Stated task:
Look through the listing for the word "current". Copy each line that has it.

=== Supplied material ===

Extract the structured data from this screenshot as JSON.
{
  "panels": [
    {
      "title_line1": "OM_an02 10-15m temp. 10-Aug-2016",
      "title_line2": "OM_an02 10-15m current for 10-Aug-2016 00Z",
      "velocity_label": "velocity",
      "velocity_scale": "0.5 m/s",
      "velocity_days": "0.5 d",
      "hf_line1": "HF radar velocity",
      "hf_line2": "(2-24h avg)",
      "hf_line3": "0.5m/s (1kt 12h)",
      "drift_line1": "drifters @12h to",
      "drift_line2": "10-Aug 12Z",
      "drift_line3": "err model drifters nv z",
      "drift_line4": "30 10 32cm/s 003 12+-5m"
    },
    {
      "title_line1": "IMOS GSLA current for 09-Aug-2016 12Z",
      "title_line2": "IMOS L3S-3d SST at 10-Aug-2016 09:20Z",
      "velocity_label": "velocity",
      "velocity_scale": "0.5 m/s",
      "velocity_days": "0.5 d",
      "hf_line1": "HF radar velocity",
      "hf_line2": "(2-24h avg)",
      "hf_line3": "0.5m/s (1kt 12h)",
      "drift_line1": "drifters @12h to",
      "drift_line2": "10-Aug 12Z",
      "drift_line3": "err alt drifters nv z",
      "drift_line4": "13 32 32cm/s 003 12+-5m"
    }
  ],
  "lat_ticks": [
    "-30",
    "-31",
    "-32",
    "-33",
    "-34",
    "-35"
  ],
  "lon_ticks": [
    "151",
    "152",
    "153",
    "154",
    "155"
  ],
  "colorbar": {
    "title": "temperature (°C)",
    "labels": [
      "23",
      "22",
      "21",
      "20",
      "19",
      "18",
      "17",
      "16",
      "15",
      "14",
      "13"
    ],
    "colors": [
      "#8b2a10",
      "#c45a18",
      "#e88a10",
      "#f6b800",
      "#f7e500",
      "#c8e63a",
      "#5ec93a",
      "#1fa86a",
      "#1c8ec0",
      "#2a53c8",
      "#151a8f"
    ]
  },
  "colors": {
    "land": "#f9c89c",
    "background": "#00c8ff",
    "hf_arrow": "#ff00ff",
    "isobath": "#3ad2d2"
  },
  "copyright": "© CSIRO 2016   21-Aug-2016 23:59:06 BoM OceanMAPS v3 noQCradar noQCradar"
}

===

Exercise solution:
      "title_line2": "OM_an02 10-15m current for 10-Aug-2016 00Z",
      "title_line1": "IMOS GSLA current for 09-Aug-2016 12Z",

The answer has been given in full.